**Data lines:**
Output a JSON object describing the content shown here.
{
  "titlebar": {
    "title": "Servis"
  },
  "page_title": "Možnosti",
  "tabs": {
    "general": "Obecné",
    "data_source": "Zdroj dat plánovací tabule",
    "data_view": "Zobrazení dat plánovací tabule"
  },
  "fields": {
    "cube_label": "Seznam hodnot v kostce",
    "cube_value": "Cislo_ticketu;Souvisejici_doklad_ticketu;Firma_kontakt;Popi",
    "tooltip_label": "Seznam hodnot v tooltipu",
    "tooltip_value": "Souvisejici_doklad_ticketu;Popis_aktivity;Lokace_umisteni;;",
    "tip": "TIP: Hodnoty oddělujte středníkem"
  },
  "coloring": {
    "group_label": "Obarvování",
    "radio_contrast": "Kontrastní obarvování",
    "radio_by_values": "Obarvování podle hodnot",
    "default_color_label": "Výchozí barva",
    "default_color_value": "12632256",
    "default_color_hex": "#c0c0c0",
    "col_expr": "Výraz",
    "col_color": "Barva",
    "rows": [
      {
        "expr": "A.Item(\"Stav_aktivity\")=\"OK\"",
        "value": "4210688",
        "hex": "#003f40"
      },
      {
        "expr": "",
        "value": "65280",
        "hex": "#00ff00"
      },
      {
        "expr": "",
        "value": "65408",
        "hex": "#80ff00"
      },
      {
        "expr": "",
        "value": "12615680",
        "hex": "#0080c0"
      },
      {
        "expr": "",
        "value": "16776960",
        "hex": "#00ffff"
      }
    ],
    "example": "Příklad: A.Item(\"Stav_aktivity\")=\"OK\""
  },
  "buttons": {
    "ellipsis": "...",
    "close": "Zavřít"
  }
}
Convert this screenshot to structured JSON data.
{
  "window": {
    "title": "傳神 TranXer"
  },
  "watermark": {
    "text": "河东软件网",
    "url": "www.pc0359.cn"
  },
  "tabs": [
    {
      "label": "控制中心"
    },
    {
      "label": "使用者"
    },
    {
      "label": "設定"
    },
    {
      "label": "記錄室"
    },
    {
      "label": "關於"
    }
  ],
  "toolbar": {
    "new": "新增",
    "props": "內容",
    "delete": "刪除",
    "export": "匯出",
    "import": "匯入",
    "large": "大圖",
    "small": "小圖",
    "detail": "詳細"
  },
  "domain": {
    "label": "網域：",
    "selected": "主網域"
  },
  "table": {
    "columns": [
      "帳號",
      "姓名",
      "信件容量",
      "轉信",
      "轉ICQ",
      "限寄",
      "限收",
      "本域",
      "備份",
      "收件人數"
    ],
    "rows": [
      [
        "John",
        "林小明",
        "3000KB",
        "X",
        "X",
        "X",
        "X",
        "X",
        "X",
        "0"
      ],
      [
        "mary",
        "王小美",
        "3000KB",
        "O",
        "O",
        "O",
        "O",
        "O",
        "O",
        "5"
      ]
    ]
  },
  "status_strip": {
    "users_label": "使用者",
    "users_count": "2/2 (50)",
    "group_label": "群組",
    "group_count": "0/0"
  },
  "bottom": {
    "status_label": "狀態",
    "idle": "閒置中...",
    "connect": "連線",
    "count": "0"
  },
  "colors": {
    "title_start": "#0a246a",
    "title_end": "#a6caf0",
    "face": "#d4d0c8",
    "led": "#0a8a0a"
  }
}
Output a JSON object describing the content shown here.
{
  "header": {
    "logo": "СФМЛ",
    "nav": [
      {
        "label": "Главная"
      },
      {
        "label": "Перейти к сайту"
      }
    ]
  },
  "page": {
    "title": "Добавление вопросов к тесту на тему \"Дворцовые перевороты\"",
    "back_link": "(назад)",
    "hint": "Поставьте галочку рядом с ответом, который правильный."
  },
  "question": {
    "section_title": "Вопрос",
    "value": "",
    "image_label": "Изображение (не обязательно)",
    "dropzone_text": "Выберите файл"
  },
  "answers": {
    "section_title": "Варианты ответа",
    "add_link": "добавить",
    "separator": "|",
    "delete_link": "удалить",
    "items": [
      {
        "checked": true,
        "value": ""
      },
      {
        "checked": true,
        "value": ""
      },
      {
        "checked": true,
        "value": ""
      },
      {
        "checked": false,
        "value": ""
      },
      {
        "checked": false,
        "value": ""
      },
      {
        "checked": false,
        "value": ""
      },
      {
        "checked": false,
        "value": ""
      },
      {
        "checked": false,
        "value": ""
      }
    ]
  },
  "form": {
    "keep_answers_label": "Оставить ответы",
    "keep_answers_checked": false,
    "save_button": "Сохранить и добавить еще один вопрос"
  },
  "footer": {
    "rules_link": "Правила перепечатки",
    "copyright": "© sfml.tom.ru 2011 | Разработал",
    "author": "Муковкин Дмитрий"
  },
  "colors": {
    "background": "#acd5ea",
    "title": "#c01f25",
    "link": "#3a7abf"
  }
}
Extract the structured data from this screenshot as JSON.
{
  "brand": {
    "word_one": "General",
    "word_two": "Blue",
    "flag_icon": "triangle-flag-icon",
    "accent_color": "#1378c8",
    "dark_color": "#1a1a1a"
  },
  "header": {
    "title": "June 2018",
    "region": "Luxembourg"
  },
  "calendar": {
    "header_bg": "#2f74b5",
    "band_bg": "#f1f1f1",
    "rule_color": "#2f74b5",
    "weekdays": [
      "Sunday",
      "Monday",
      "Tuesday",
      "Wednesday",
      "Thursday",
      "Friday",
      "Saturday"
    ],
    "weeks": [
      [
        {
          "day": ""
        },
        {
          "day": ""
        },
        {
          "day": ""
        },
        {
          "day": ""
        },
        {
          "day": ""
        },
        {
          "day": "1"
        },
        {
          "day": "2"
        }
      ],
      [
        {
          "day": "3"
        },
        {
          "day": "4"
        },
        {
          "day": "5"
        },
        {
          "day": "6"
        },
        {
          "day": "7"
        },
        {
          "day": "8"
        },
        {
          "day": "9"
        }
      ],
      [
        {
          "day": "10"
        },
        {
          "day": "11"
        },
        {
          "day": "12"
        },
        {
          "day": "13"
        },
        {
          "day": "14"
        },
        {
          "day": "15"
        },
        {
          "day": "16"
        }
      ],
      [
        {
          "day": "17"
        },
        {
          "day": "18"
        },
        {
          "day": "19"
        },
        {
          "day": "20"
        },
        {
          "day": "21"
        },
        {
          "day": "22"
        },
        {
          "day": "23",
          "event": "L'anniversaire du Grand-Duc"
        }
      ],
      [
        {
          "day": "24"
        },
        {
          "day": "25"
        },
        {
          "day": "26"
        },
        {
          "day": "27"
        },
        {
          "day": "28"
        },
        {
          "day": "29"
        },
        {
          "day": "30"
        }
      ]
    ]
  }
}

**Stated problem:**
Please set down the whole listing above without altering a single line.

**Response below:**
Output a JSON object describing the content shown here.
{
  "titlebar": {
    "title": "Servis"
  },
  "page_title": "Možnosti",
  "tabs": {
    "general": "Obecné",
    "data_source": "Zdroj dat plánovací tabule",
    "data_view": "Zobrazení dat plánovací tabule"
  },
  "fields": {
    "cube_label": "Seznam hodnot v kostce",
    "cube_value": "Cislo_ticketu;Souvisejici_doklad_ticketu;Firma_kontakt;Popi",
    "tooltip_label": "Seznam hodnot v tooltipu",
    "tooltip_value": "Souvisejici_doklad_ticketu;Popis_aktivity;Lokace_umisteni;;",
    "tip": "TIP: Hodnoty oddělujte středníkem"
  },
  "coloring": {
    "group_label": "Obarvování",
    "radio_contrast": "Kontrastní obarvování",
    "radio_by_values": "Obarvování podle hodnot",
    "default_color_label": "Výchozí barva",
    "default_color_value": "12632256",
    "default_color_hex": "#c0c0c0",
    "col_expr": "Výraz",
    "col_color": "Barva",
    "rows": [
      {
        "expr": "A.Item(\"Stav_aktivity\")=\"OK\"",
        "value": "4210688",
        "hex": "#003f40"
      },
      {
        "expr": "",
        "value": "65280",
        "hex": "#00ff00"
      },
      {
        "expr": "",
        "value": "65408",
        "hex": "#80ff00"
      },
      {
        "expr": "",
        "value": "12615680",
        "hex": "#0080c0"
      },
      {
        "expr": "",
        "value": "16776960",
        "hex": "#00ffff"
      }
    ],
    "example": "Příklad: A.Item(\"Stav_aktivity\")=\"OK\""
  },
  "buttons": {
    "ellipsis": "...",
    "close": "Zavřít"
  }
}
Convert this screenshot to structured JSON data.
{
  "window": {
    "title": "傳神 TranXer"
  },
  "watermark": {
    "text": "河东软件网",
    "url": "www.pc0359.cn"
  },
  "tabs": [
    {
      "label": "控制中心"
    },
    {
      "label": "使用者"
    },
    {
      "label": "設定"
    },
    {
      "label": "記錄室"
    },
    {
      "label": "關於"
    }
  ],
  "toolbar": {
    "new": "新增",
    "props": "內容",
    "delete": "刪除",
    "export": "匯出",
    "import": "匯入",
    "large": "大圖",
    "small": "小圖",
    "detail": "詳細"
  },
  "domain": {
    "label": "網域：",
    "selected": "主網域"
  },
  "table": {
    "columns": [
      "帳號",
      "姓名",
      "信件容量",
      "轉信",
      "轉ICQ",
      "限寄",
      "限收",
      "本域",
      "備份",
      "收件人數"
    ],
    "rows": [
      [
        "John",
        "林小明",
        "3000KB",
        "X",
        "X",
        "X",
        "X",
        "X",
        "X",
        "0"
      ],
      [
        "mary",
        "王小美",
        "3000KB",
        "O",
        "O",
        "O",
        "O",
        "O",
        "O",
        "5"
      ]
    ]
  },
  "status_strip": {
    "users_label": "使用者",
    "users_count": "2/2 (50)",
    "group_label": "群組",
    "group_count": "0/0"
  },
  "bottom": {
    "status_label": "狀態",
    "idle": "閒置中...",
    "connect": "連線",
    "count": "0"
  },
  "colors": {
    "title_start": "#0a246a",
    "title_end": "#a6caf0",
    "face": "#d4d0c8",
    "led": "#0a8a0a"
  }
}
Output a JSON object describing the content shown here.
{
  "header": {
    "logo": "СФМЛ",
    "nav": [
      {
        "label": "Главная"
      },
      {
        "label": "Перейти к сайту"
      }
    ]
  },
  "page": {
    "title": "Добавление вопросов к тесту на тему \"Дворцовые перевороты\"",
    "back_link": "(назад)",
    "hint": "Поставьте галочку рядом с ответом, который правильный."
  },
  "question": {
    "section_title": "Вопрос",
    "value": "",
    "image_label": "Изображение (не обязательно)",
    "dropzone_text": "Выберите файл"
  },
  "answers": {
    "section_title": "Варианты ответа",
    "add_link": "добавить",
    "separator": "|",
    "delete_link": "удалить",
    "items": [
      {
        "checked": true,
        "value": ""
      },
      {
        "checked": true,
        "value": ""
      },
      {
        "checked": true,
        "value": ""
      },
      {
        "checked": false,
        "value": ""
      },
      {
        "checked": false,
        "value": ""
      },
      {
        "checked": false,
        "value": ""
      },
      {
        "checked": false,
        "value": ""
      },
      {
        "checked": false,
        "value": ""
      }
    ]
  },
  "form": {
    "keep_answers_label": "Оставить ответы",
    "keep_answers_checked": false,
    "save_button": "Сохранить и добавить еще один вопрос"
  },
  "footer": {
    "rules_link": "Правила перепечатки",
    "copyright": "© sfml.tom.ru 2011 | Разработал",
    "author": "Муковкин Дмитрий"
  },
  "colors": {
    "background": "#acd5ea",
    "title": "#c01f25",
    "link": "#3a7abf"
  }
}
Extract the structured data from this screenshot as JSON.
{
  "brand": {
    "word_one": "General",
    "word_two": "Blue",
    "flag_icon": "triangle-flag-icon",
    "accent_color": "#1378c8",
    "dark_color": "#1a1a1a"
  },
  "header": {
    "title": "June 2018",
    "region": "Luxembourg"
  },
  "calendar": {
    "header_bg": "#2f74b5",
    "band_bg": "#f1f1f1",
    "rule_color": "#2f74b5",
    "weekdays": [
      "Sunday",
      "Monday",
      "Tuesday",
      "Wednesday",
      "Thursday",
      "Friday",
      "Saturday"
    ],
    "weeks": [
      [
        {
          "day": ""
        },
        {
          "day": ""
        },
        {
          "day": ""
        },
        {
          "day": ""
        },
        {
          "day": ""
        },
        {
          "day": "1"
        },
        {
          "day": "2"
        }
      ],
      [
        {
          "day": "3"
        },
        {
          "day": "4"
        },
        {
          "day": "5"
        },
        {
          "day": "6"
        },
        {
          "day": "7"
        },
        {
          "day": "8"
        },
        {
          "day": "9"
        }
      ],
      [
        {
          "day": "10"
        },
        {
          "day": "11"
        },
        {
          "day": "12"
        },
        {
          "day": "13"
        },
        {
          "day": "14"
        },
        {
          "day": "15"
        },
        {
          "day": "16"
        }
      ],
      [
        {
          "day": "17"
        },
        {
          "day": "18"
        },
        {
          "day": "19"
        },
        {
          "day": "20"
        },
        {
          "day": "21"
        },
        {
          "day": "22"
        },
        {
          "day": "23",
          "event": "L'anniversaire du Grand-Duc"
        }
      ],
      [
        {
          "day": "24"
        },
        {
          "day": "25"
        },
        {
          "day": "26"
        },
        {
          "day": "27"
        },
        {
          "day": "28"
        },
        {
          "day": "29"
        },
        {
          "day": "30"
        }
      ]
    ]
  }
}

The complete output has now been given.